> Texto del ejercicio:
● ● ● ● ● ● ●

La previa del partido de vuelta de la eliminatoria previa a los octavos de final de la Liga de Campeones se intensifica con la presencia de José Mourinho y Gianluca Prestianni en el entrenamiento del Benfica en el Santiago Bernabéu. A pesar de la sanción que pesa sobre ambos, la sesión se desarrolló bajo la atenta mirada de los medios, marcando un ambiente tenso tras la acusación de racismo que enfrenta el futbolista argentino.
La suspensión de Prestianni, quien no podrá participar en el encuentro, es consecuencia de una denuncia por un insulto racista dirigido a Vinícius Júnior durante el partido de ida. Este incidente llevó a la UEFA a activar su protocolo contra el racismo, deteniendo el partido durante diez minutos. El Benfica ha decidido apelar la decisión, buscando todas las posibilidades para que su jugador esté presente en el encuentro decisivo.

● ● ● ● ● ● ●

> Objetivo del ejercicio:
Escribe la continuación de la noticia sobre la sanción a Prestianni y el Benfica, a partir de su última oración.

● ● ● ● ● ● ●

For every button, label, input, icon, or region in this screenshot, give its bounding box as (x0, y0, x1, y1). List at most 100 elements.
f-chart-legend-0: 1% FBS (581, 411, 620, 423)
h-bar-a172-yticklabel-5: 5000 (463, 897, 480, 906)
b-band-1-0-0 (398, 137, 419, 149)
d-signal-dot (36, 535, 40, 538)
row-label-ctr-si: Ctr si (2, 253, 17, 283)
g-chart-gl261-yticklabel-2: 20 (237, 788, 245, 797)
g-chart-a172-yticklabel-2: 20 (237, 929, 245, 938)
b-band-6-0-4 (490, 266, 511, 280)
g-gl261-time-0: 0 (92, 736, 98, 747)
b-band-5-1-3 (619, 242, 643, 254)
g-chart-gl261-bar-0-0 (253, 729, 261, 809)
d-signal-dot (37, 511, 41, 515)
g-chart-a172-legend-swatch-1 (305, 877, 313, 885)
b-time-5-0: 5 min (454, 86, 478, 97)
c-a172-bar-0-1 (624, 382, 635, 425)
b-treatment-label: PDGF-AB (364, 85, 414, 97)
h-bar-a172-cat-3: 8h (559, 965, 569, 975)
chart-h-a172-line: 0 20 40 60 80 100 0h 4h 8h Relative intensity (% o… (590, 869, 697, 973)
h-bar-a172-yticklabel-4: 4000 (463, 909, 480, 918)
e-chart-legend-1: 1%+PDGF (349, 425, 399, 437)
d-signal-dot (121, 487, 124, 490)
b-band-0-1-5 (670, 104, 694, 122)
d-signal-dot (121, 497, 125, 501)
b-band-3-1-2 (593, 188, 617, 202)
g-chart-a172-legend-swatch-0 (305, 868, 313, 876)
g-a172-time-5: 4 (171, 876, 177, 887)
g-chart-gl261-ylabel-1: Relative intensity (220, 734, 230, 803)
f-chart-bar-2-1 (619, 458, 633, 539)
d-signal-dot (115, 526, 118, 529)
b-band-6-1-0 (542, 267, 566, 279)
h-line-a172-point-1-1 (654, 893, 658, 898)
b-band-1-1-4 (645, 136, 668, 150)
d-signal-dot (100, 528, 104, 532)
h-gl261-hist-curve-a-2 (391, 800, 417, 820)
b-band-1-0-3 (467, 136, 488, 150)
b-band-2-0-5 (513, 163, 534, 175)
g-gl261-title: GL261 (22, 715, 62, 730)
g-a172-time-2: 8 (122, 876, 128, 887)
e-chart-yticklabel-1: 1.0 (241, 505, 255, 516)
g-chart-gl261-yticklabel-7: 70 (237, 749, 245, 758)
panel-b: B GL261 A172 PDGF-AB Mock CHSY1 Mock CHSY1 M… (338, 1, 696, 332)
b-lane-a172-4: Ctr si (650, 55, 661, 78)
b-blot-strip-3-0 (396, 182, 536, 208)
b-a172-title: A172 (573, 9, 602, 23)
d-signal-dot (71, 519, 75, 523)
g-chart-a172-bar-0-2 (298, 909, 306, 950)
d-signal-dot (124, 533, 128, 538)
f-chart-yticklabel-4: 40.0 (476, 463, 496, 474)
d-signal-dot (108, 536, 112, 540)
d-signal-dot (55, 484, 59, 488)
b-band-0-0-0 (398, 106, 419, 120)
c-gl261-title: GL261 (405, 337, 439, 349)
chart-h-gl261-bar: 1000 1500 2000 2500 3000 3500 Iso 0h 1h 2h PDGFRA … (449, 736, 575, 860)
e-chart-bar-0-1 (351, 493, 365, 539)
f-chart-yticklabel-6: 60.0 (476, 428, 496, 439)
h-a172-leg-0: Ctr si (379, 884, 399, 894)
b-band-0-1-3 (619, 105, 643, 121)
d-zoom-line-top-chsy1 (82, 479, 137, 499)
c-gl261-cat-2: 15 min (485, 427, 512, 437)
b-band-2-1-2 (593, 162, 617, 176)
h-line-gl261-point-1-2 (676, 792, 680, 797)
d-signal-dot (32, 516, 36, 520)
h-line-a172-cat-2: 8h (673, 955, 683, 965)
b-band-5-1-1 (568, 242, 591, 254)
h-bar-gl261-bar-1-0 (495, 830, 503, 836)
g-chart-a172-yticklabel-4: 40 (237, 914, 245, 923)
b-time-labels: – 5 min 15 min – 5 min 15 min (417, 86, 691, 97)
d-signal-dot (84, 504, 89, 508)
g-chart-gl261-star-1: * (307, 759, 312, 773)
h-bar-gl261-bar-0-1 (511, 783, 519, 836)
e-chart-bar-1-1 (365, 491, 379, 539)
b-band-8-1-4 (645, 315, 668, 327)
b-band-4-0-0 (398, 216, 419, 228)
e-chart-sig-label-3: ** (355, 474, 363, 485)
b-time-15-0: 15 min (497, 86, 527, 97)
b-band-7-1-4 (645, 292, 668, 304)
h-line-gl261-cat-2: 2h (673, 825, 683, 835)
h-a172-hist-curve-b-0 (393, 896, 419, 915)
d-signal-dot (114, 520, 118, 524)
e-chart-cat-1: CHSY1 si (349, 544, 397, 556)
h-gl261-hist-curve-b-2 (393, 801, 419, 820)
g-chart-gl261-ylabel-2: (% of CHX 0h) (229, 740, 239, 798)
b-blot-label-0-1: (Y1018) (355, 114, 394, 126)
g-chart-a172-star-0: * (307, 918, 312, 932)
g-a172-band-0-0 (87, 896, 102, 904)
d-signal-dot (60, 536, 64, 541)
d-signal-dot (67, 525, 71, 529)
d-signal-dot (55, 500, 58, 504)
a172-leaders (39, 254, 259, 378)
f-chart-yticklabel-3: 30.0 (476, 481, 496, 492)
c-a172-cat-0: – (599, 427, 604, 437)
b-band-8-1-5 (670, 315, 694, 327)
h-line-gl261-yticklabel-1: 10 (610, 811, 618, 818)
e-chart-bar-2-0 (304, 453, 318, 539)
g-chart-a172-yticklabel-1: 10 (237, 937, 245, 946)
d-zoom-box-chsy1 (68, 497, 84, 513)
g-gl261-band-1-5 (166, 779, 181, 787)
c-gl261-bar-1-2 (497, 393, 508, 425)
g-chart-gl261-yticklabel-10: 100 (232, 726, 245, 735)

● ● ● ● ● ● ●

> Espacio de respuesta:
Por su parte, Mourinho regresó al césped del Bernabéu por primera vez desde su salida del club madrileño en 2013, aunque no podrá dirigir desde el banquillo debido a una tarjeta roja recibida en el primer partido. A pesar de esta limitación, Mourinho optó por delegar su participación en la conferencia de prensa a su asistente, João Tralhão, quien se mostró optimista sobre la situación del equipo y reafirmó el compromiso del club para enfrentar todos los escenarios posibles antes del partido.